EXCERPT TO READ:
Another useful way to visualize air pollutant concentration change over time is with a year-over-year chart. The following chart demonstrates this by comparing nitrogen dioxide concentration for 2020 to 2019 by day-of-year over northern Italy.

Year-over-year median NO2 time series comparing 2020 to 2019 concentrations for northern Italy’s Po Valley (including Milan, Bologna, and Venice).

Important considerations

There are many phenomena that can influence patterns of air pollution concentration. It’s important to consider all potential sources of emission, pollutant chemistry, transport, and bias in measurement, as well as meteorological and environmental conditions before drawing conclusions about changes over time and their drivers. Here we look at a few phenomena that contribute to patterns of pollutant concentrations found in the data: seasonal oscillations, weather, and cloud cover.

In some regions of the world, the right combination of ecology, climate, weather, geography, and emissions produce oscillations in pollutant concentration. For example, China’s Hebei province experiences seasonal trends in NO2 concentrations, as evident in the following figure showing observations from the past 21 months plotted with a harmonic trend line. The trend line is useful for highlighting the regular seasonal oscillation, as well as collapsing the high variance during the winter months due to weather. Using trendlines and rolling averages over weeks or months is recommended to avoid drawing conclusions from single data points that may represent anomalous weather-related observations. If you’re interested in learning more about seasonal trends in NO2, see Lamsai et al. (2010).

NO2 concentration over southern Hebei province, China. Points are observations; the line is a harmonic trend function to illustrate seasonal oscillation.

Similarly, ozone also expresses a seasonal oscillation as demonstrated in the following plot showing observed and harmonic interpolated data for the atmosphere above the Great Lakes region of the United States (learn more about harmonic modeling in Earth Engine).

TASK INSTRUCTIONS: Using the air pollution excerpt, explain in one to three sentences why it recommends trendlines and rolling averages over weeks or months.

DATASET RECORDS:
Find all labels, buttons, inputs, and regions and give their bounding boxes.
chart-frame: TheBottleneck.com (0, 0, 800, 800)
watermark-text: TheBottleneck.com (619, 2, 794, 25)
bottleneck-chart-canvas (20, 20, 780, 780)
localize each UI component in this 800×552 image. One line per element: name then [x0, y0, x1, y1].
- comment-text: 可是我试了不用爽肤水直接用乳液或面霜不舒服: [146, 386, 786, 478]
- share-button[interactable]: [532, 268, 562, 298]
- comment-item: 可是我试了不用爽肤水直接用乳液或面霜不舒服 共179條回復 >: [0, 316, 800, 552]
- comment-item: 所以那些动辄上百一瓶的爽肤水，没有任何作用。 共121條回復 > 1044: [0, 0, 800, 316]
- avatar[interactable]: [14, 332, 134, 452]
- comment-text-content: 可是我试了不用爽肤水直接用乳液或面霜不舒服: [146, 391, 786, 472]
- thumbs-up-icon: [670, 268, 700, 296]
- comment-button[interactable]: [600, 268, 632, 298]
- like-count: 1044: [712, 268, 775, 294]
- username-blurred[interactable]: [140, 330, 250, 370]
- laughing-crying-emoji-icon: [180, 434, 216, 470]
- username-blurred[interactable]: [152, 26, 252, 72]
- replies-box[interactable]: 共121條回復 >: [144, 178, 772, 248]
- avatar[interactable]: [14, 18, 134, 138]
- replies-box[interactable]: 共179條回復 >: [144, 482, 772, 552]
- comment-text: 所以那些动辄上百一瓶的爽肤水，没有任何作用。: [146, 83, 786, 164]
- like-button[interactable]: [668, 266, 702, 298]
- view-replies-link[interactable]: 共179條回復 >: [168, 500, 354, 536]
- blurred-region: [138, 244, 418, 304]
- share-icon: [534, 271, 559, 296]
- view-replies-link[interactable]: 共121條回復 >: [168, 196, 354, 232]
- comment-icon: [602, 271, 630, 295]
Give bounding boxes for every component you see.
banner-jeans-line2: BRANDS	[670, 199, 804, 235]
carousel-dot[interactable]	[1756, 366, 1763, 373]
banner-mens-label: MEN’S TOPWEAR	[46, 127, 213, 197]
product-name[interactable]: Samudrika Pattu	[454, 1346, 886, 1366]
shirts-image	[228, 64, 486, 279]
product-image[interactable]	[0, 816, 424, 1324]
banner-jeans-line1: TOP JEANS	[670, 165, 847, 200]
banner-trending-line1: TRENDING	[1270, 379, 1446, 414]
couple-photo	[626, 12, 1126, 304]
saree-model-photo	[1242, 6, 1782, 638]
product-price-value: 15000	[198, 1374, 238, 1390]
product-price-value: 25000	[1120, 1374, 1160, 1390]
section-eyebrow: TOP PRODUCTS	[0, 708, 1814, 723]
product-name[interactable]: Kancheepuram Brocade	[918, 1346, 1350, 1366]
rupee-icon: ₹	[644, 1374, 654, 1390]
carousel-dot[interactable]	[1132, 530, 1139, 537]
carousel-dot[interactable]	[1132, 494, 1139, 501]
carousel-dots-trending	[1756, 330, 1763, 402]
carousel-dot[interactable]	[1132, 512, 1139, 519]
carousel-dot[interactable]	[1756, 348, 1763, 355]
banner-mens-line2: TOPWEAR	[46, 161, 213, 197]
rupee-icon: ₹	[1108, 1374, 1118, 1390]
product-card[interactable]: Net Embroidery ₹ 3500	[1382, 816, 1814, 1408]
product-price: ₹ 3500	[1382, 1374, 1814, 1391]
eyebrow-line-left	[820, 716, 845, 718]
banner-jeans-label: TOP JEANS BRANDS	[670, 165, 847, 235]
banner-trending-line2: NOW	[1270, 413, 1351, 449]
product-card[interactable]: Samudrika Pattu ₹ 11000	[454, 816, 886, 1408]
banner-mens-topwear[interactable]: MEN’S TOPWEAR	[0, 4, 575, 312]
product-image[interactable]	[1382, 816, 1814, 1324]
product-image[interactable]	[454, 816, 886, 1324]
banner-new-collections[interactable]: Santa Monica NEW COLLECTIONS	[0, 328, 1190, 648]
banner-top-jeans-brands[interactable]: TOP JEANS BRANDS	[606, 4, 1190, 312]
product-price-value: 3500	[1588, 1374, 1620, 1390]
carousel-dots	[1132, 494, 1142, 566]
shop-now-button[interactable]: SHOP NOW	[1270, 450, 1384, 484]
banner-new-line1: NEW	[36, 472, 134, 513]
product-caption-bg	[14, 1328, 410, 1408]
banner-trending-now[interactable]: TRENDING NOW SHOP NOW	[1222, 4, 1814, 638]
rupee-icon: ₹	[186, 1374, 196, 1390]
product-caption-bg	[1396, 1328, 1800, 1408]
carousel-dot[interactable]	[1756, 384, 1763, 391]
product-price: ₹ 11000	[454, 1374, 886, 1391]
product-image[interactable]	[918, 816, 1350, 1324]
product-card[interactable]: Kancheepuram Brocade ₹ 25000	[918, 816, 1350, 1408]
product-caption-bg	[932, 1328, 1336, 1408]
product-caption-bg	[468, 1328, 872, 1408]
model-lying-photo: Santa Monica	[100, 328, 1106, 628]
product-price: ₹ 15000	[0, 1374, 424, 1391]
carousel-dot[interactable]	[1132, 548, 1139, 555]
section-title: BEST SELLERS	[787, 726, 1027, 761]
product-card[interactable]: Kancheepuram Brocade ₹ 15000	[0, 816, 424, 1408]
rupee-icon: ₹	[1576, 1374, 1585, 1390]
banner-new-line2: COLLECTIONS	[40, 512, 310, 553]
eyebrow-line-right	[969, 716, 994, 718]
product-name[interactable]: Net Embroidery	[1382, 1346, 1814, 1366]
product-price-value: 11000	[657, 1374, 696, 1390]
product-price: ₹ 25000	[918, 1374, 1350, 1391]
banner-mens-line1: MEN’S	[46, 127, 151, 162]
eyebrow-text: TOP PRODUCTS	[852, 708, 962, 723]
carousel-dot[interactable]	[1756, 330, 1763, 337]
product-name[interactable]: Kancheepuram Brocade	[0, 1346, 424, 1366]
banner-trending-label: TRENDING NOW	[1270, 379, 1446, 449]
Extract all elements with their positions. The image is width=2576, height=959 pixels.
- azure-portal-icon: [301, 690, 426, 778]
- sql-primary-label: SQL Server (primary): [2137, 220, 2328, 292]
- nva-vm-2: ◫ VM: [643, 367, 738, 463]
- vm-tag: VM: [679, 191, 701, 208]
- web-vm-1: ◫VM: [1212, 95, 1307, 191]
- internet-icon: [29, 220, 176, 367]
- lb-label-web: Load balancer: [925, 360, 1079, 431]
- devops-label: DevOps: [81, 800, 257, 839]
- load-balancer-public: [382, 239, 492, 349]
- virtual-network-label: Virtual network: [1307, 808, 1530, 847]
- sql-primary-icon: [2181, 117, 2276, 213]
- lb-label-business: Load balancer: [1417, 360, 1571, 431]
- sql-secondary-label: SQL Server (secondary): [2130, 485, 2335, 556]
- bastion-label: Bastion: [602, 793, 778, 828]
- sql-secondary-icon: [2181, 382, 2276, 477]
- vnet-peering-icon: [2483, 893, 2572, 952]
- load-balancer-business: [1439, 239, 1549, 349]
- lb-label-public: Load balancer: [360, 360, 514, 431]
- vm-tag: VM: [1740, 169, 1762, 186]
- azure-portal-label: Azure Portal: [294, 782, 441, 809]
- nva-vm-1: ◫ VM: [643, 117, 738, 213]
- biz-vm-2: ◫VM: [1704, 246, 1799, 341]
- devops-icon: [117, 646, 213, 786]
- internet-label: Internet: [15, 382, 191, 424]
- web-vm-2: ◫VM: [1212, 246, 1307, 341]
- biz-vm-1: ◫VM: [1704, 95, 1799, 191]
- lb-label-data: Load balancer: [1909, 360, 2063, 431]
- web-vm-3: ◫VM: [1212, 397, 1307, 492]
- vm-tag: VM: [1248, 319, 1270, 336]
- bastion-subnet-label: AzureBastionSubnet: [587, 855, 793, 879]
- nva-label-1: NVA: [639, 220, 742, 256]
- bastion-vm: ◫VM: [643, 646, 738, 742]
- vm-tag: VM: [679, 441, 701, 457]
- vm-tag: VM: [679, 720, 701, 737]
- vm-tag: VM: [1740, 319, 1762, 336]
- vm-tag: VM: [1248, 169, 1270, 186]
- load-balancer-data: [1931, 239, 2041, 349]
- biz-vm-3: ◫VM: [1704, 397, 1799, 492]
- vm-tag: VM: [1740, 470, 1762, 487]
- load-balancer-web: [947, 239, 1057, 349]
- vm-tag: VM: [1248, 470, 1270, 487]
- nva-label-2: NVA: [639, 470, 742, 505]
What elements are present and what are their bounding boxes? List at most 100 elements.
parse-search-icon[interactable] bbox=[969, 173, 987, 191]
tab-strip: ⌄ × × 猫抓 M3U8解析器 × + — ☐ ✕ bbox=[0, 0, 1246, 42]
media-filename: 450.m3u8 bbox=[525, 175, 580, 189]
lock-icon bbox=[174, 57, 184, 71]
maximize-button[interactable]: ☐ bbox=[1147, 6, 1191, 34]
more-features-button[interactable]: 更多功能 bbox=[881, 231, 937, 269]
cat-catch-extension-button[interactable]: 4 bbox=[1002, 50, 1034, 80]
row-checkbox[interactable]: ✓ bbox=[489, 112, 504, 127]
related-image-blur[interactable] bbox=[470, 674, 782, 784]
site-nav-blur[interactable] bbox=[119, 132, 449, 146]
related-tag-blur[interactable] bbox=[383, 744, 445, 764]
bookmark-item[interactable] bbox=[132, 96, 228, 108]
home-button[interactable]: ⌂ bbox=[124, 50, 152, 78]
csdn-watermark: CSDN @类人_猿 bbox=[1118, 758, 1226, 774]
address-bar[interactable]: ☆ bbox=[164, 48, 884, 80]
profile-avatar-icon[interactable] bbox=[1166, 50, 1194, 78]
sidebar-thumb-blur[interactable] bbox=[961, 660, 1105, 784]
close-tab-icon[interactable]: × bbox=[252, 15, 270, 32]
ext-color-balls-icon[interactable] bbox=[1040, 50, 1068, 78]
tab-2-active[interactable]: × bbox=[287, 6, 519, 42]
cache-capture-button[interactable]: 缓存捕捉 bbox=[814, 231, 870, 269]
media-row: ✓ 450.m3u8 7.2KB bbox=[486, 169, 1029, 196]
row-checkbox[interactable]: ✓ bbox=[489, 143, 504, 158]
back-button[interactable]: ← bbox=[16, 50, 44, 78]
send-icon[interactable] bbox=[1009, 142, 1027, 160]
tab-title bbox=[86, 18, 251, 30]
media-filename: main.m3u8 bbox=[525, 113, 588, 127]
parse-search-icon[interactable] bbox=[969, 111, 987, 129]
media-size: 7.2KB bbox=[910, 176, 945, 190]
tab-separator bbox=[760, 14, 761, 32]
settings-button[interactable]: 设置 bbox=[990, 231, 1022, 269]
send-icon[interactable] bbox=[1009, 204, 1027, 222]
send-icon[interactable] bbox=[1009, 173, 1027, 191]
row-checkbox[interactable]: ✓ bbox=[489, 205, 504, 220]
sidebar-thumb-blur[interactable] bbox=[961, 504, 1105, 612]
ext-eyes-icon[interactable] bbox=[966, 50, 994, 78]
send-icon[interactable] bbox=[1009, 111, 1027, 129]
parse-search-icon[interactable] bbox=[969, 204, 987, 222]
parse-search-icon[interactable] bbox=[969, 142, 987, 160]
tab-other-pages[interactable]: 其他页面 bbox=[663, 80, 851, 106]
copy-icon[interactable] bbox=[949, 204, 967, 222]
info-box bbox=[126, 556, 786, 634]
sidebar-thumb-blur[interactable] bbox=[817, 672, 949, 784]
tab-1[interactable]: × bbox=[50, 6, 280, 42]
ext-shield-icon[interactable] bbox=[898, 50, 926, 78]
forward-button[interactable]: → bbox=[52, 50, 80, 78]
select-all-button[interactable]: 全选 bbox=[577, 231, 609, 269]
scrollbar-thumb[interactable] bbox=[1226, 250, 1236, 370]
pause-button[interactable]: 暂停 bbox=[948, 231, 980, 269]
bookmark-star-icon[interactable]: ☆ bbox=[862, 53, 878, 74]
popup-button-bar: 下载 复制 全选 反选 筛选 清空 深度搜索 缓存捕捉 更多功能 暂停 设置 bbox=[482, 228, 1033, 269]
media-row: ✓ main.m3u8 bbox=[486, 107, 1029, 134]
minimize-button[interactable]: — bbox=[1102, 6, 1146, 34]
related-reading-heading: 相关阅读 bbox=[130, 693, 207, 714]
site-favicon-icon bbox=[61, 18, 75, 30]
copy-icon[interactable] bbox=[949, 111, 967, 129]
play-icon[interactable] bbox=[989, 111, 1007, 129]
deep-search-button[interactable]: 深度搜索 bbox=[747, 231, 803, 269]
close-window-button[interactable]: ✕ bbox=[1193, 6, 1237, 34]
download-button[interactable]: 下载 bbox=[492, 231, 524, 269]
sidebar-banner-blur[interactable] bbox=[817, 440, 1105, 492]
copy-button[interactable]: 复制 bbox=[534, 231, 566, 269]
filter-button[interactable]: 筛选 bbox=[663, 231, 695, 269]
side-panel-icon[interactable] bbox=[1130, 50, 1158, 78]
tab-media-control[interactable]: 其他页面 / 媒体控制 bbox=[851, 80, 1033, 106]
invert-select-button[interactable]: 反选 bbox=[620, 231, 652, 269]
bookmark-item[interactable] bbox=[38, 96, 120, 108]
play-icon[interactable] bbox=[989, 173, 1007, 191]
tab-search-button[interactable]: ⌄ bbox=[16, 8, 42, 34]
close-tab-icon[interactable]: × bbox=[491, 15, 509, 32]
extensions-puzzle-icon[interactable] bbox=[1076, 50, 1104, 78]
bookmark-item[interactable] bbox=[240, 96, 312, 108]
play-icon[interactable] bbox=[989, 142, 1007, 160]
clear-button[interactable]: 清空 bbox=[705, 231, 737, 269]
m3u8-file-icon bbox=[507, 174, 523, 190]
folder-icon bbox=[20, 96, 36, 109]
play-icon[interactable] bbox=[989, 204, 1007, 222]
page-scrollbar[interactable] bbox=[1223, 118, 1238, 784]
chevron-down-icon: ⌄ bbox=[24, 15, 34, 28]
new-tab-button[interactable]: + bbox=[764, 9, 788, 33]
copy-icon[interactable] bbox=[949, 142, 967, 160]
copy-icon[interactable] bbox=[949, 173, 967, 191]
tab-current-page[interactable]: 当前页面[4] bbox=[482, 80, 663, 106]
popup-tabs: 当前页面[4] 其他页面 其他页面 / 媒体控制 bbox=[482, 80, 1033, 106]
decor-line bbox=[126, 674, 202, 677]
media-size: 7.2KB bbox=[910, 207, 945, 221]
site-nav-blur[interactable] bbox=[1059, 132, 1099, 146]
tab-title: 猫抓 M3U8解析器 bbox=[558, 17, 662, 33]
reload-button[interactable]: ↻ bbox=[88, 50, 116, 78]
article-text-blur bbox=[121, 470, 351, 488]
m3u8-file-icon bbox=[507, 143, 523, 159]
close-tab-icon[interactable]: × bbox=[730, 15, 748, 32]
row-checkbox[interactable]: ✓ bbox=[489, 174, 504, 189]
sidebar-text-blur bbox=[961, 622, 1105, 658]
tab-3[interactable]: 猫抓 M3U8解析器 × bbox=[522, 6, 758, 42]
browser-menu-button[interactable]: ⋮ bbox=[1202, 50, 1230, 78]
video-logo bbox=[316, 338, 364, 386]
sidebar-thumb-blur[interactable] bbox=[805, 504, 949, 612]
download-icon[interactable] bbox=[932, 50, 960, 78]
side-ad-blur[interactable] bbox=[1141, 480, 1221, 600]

TASK ANSWER: Trendlines and rolling averages over weeks or months help avoid drawing conclusions from single data points, which may be unusual readings caused by weather. A trend line can also bring out the regular seasonal oscillation and collapse the high variance that weather causes during the winter months.